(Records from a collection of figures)
Begin

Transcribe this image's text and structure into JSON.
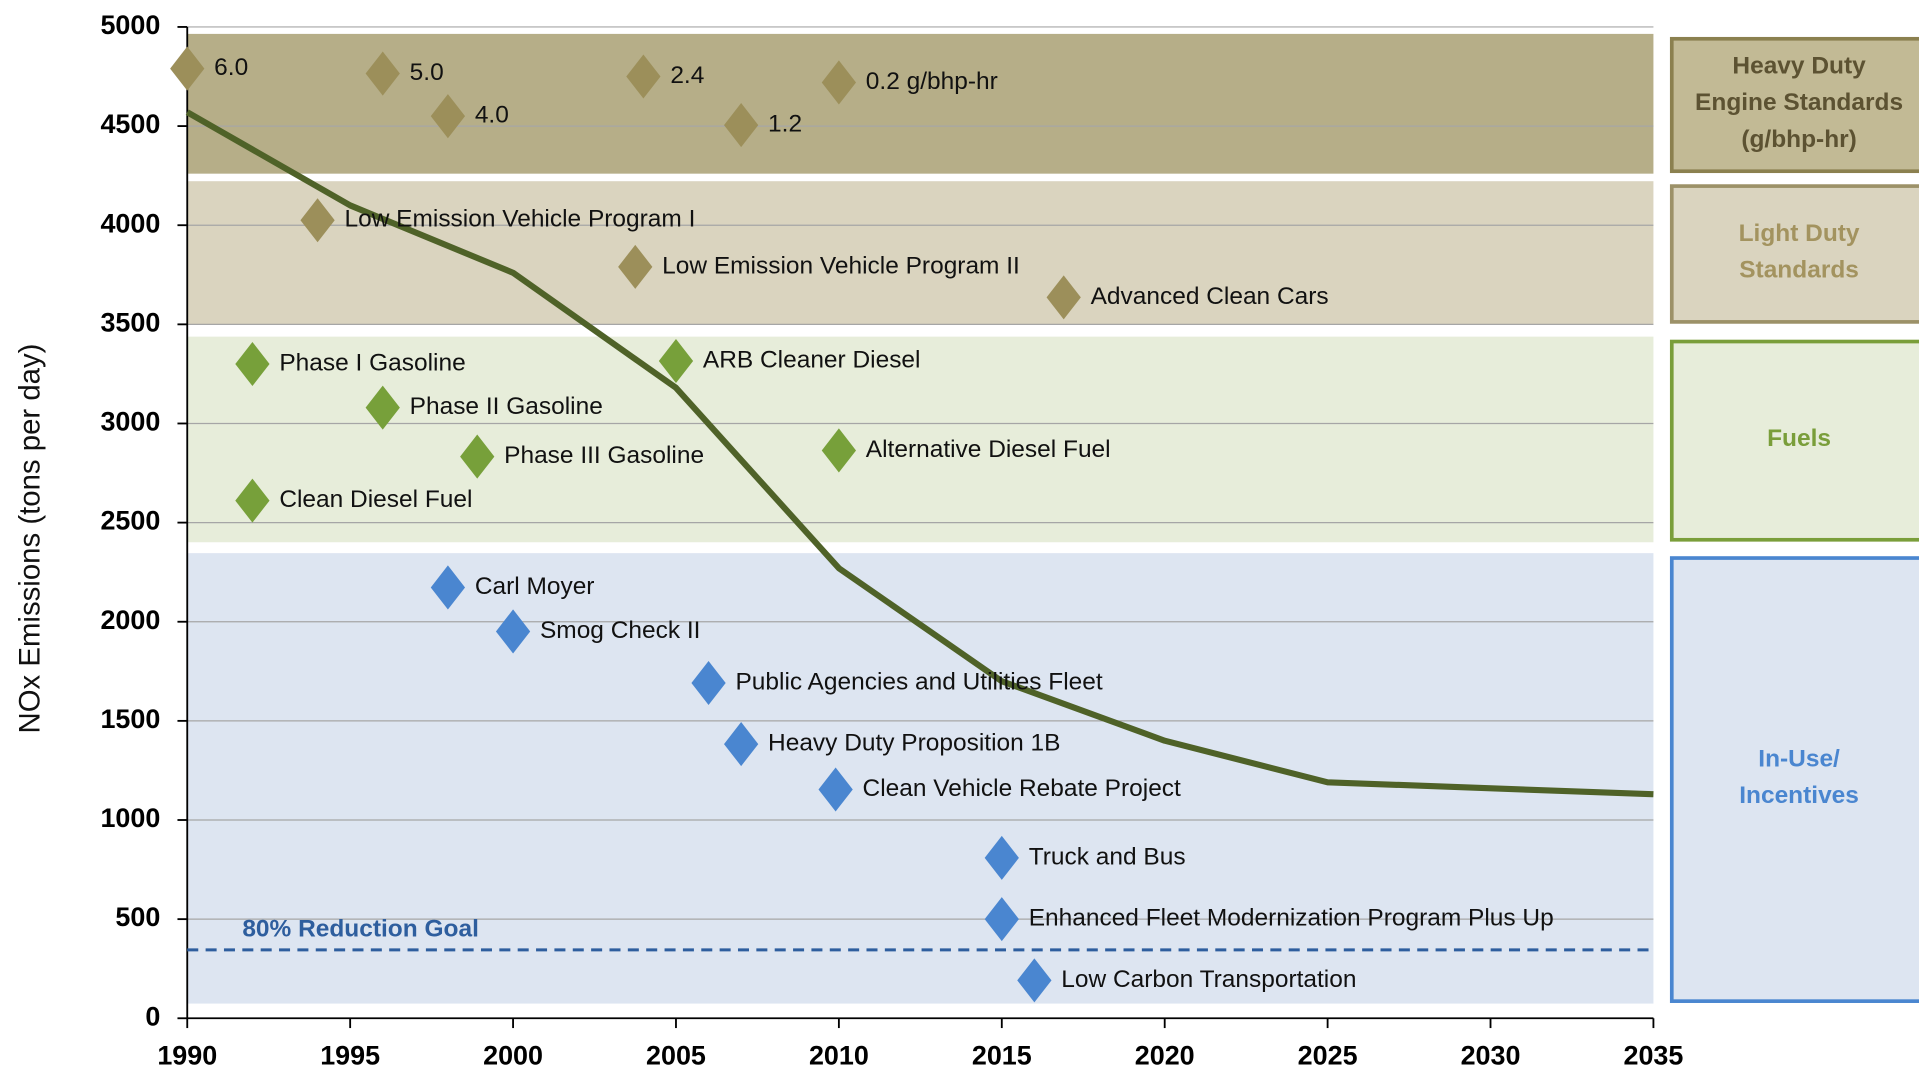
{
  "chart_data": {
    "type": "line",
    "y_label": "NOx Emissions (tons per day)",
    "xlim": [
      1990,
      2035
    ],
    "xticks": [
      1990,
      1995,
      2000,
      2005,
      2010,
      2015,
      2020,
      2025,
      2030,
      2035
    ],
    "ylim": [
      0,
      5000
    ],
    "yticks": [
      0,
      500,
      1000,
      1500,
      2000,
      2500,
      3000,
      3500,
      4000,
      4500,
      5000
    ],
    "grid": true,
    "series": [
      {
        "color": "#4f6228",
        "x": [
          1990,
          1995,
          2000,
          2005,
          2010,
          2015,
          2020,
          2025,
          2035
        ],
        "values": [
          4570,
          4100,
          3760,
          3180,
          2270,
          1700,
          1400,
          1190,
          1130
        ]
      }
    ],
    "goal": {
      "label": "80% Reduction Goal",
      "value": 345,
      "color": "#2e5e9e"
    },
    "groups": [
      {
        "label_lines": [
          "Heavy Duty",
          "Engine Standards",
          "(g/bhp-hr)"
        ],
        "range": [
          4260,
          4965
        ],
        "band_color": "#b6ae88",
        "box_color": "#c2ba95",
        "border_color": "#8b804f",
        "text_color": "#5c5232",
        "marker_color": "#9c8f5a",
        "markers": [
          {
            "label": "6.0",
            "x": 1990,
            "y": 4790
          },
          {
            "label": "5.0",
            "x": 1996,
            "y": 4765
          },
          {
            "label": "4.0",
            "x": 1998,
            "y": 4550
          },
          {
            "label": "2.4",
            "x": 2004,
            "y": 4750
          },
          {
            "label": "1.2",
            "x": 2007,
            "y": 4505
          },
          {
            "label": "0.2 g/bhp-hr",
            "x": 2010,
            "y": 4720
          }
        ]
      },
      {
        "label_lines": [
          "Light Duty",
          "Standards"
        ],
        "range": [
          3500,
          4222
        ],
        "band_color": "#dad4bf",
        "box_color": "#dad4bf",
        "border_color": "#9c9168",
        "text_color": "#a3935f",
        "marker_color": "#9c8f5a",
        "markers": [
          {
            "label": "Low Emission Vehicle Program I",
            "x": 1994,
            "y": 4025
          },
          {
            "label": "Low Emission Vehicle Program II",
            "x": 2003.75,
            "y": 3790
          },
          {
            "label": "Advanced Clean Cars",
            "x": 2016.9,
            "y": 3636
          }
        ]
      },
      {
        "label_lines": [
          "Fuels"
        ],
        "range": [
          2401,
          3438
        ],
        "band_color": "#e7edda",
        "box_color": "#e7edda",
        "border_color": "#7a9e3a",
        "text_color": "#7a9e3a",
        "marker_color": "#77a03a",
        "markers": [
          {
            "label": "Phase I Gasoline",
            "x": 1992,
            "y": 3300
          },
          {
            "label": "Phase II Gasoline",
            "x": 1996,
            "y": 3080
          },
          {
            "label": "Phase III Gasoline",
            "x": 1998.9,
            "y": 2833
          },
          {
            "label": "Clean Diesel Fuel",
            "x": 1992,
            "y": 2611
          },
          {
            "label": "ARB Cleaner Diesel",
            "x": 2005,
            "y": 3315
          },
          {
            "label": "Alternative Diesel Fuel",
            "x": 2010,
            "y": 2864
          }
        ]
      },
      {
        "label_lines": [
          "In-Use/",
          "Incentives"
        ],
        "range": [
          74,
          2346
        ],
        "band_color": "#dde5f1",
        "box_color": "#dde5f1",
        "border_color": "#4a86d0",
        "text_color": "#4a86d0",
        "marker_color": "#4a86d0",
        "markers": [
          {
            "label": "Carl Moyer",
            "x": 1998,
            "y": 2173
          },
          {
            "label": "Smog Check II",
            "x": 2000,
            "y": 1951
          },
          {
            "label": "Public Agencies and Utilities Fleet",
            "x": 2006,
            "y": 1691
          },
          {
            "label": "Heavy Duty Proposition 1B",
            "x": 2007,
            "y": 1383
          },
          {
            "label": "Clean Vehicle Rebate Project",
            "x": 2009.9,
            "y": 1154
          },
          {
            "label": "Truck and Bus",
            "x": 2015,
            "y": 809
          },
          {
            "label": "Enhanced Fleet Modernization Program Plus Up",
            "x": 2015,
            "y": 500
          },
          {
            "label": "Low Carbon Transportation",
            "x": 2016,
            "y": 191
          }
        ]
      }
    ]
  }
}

End
Begin

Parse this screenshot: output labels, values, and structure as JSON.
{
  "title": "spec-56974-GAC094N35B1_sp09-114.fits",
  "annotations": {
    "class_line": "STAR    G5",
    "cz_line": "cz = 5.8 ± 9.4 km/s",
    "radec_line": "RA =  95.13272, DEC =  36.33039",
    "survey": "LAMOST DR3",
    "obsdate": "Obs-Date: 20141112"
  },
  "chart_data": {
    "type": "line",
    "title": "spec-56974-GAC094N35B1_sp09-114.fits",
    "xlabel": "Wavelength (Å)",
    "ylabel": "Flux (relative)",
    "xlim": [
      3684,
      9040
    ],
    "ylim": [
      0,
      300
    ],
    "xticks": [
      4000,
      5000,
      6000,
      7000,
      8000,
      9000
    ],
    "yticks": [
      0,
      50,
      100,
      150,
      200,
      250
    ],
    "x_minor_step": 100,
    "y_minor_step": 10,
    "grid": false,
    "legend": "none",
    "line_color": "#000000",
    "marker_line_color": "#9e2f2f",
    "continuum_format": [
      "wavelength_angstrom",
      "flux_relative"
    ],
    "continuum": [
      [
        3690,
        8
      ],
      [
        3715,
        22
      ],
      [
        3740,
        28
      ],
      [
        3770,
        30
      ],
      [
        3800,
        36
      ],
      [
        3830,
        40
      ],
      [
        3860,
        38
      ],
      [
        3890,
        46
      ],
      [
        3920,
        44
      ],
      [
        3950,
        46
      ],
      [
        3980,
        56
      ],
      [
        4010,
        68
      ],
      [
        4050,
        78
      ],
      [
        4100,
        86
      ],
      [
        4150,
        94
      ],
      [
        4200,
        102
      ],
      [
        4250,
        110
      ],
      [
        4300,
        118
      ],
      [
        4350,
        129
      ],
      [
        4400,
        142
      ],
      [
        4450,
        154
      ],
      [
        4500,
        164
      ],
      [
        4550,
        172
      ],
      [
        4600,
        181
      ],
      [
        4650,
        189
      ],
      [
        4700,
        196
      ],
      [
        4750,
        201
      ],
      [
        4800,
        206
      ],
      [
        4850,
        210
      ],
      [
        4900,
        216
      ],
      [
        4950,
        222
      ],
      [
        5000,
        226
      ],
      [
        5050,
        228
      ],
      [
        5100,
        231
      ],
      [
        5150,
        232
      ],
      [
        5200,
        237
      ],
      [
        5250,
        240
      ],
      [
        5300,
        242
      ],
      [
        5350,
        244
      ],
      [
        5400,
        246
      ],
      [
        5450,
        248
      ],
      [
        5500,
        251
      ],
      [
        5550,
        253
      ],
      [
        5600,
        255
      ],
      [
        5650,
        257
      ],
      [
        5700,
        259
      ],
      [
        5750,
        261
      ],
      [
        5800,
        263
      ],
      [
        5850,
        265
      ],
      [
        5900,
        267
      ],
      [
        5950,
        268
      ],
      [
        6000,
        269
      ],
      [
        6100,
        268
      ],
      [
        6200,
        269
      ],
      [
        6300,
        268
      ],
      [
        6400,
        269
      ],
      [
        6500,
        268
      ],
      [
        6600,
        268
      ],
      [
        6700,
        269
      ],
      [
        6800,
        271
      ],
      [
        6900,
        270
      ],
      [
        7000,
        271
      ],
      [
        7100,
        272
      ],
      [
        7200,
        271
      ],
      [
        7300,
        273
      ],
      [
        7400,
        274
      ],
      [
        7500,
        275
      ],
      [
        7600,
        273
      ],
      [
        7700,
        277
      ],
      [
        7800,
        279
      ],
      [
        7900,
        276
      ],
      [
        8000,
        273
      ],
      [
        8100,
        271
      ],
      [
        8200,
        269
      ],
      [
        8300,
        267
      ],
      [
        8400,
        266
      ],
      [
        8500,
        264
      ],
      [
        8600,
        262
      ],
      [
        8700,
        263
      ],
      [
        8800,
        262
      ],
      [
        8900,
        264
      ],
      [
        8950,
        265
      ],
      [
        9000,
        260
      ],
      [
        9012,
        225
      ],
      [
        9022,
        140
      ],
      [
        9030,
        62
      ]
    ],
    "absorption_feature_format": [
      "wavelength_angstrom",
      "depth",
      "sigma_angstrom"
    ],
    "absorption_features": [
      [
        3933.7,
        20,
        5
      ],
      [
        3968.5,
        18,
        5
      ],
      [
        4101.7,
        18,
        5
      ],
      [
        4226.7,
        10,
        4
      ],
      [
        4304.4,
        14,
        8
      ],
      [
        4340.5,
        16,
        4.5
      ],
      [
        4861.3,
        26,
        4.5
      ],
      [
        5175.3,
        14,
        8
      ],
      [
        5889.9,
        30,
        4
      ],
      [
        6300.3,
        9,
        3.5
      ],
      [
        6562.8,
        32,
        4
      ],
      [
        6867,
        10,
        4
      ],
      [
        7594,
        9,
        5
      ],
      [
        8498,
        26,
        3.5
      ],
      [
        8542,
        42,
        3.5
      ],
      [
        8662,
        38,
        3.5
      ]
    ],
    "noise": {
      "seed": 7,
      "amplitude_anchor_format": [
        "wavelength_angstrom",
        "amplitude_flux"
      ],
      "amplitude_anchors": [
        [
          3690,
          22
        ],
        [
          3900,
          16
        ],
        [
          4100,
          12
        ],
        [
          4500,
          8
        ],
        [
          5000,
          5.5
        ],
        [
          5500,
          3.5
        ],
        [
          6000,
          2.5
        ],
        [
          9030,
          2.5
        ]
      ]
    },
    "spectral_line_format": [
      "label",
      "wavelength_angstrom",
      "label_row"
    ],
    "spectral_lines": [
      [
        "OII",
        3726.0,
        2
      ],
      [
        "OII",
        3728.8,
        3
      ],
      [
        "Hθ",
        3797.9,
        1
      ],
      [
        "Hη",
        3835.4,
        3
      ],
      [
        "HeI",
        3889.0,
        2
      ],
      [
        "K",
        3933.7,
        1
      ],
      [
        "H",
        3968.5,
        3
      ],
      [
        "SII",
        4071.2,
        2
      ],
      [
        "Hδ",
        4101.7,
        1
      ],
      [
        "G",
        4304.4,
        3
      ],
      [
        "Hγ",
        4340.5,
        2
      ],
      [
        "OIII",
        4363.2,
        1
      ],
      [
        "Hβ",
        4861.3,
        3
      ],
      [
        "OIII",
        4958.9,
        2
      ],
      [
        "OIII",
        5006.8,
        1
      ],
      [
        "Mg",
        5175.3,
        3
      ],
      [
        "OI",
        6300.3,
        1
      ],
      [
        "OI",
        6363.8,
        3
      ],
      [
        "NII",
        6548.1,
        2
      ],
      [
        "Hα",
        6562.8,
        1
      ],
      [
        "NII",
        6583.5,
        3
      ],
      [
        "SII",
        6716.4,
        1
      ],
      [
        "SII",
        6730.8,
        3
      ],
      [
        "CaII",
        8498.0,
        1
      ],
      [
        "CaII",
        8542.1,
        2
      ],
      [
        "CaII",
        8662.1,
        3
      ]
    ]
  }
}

End

Requirements:
Search the material above for "Program". Pull out each line where it shows up.

Written solution:
            "label": "Low Emission Vehicle Program I",
            "label": "Low Emission Vehicle Program II",
            "label": "Enhanced Fleet Modernization Program Plus Up",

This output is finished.